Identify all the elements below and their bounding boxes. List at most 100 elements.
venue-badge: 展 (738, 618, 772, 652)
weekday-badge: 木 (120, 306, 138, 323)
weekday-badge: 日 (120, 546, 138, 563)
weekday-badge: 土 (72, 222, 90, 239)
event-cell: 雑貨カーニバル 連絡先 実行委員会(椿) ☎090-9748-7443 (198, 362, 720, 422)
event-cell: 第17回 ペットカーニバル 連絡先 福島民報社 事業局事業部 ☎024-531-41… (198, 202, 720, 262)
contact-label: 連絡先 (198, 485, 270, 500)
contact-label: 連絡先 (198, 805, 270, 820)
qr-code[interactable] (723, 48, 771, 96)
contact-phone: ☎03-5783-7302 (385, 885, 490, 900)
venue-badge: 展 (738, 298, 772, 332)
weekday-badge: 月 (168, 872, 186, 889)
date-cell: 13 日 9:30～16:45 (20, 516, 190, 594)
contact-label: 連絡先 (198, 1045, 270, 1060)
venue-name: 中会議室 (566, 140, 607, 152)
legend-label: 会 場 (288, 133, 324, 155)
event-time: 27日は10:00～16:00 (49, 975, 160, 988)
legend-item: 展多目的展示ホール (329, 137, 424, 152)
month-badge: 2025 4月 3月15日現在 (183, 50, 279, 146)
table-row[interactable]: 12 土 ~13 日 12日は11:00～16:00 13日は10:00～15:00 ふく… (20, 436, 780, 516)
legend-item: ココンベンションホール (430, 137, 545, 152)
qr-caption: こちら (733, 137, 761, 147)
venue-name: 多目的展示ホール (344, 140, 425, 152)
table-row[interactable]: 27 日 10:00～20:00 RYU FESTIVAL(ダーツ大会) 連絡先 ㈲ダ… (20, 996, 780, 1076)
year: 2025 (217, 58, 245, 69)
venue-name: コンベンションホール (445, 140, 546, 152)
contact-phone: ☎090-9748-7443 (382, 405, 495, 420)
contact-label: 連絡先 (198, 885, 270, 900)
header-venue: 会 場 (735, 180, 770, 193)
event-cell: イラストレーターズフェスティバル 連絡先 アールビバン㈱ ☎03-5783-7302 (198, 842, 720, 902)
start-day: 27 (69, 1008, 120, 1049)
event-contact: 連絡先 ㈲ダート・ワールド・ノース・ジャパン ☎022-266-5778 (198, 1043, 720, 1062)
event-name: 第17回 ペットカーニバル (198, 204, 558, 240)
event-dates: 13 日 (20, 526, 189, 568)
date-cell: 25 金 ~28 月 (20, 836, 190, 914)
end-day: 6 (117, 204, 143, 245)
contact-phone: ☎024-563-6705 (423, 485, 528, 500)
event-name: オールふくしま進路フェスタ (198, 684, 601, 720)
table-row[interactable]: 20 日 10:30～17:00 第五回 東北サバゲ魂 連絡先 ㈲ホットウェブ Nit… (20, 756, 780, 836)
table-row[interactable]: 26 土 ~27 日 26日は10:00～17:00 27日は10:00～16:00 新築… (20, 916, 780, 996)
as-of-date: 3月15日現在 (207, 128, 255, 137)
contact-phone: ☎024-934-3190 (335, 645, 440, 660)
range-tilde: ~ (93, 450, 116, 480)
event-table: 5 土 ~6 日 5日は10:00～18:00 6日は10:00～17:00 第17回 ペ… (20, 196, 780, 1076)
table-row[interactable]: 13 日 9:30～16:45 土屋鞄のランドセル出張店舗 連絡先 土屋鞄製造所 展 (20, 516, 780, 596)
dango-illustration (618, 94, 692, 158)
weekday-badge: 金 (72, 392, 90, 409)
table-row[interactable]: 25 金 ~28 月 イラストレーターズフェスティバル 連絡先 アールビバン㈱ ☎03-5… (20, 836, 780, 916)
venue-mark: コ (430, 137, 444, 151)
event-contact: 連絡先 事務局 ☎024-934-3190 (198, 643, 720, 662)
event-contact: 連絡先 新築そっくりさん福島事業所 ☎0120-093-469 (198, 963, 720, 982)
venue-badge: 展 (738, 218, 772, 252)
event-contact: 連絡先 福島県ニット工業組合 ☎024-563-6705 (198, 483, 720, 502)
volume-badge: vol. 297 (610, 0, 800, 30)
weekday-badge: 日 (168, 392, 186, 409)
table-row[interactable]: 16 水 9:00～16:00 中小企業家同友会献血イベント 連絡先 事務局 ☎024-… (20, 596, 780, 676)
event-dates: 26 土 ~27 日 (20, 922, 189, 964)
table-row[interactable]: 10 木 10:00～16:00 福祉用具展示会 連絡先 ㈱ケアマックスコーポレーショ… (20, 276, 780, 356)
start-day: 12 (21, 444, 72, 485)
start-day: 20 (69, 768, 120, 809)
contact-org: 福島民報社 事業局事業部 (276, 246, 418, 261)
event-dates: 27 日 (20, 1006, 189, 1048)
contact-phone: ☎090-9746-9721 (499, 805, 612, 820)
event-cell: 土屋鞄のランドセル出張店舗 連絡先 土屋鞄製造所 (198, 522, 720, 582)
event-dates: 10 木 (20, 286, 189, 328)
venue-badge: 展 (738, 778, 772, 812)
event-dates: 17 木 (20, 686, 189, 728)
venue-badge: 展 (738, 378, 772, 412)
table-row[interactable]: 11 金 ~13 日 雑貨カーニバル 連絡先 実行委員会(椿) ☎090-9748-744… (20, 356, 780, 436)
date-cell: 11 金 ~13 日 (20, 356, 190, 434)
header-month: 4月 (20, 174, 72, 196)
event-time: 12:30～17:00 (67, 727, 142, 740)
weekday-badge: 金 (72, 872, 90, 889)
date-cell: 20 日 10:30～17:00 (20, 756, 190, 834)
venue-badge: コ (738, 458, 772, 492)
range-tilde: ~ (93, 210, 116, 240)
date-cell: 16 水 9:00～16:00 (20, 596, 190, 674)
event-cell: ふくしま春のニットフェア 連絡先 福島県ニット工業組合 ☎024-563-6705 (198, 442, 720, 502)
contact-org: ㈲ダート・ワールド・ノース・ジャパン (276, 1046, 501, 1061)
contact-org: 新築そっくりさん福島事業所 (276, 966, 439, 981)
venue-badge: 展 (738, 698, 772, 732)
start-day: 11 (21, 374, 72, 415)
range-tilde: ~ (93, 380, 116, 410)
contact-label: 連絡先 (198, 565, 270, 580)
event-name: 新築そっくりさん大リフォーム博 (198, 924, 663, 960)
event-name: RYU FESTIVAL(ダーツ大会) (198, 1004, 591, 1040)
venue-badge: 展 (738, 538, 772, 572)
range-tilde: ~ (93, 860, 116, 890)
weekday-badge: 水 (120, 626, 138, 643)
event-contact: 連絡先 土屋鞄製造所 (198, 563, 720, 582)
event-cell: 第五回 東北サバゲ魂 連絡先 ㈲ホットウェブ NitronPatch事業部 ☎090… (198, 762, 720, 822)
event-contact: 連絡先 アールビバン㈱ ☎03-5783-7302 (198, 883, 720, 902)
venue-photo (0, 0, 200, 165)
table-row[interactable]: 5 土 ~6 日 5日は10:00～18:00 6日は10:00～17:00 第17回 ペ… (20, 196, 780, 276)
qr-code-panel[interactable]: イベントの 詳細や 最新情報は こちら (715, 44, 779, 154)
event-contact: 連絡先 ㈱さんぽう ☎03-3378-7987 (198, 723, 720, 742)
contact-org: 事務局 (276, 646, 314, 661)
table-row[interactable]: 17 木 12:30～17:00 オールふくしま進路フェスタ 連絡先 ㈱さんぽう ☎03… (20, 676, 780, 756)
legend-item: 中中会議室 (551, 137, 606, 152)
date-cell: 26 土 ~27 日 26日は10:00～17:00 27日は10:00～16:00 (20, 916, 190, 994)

- _Goal_:
Pull out every line of the listing above that contains the string "福島民報社". Case counts.

- _Answer for this exercise_:
event-cell: 第17回 ペットカーニバル 連絡先 福島民報社 事業局事業部 ☎024-531-41… (198, 202, 720, 262)
contact-org: 福島民報社 事業局事業部 (276, 246, 418, 261)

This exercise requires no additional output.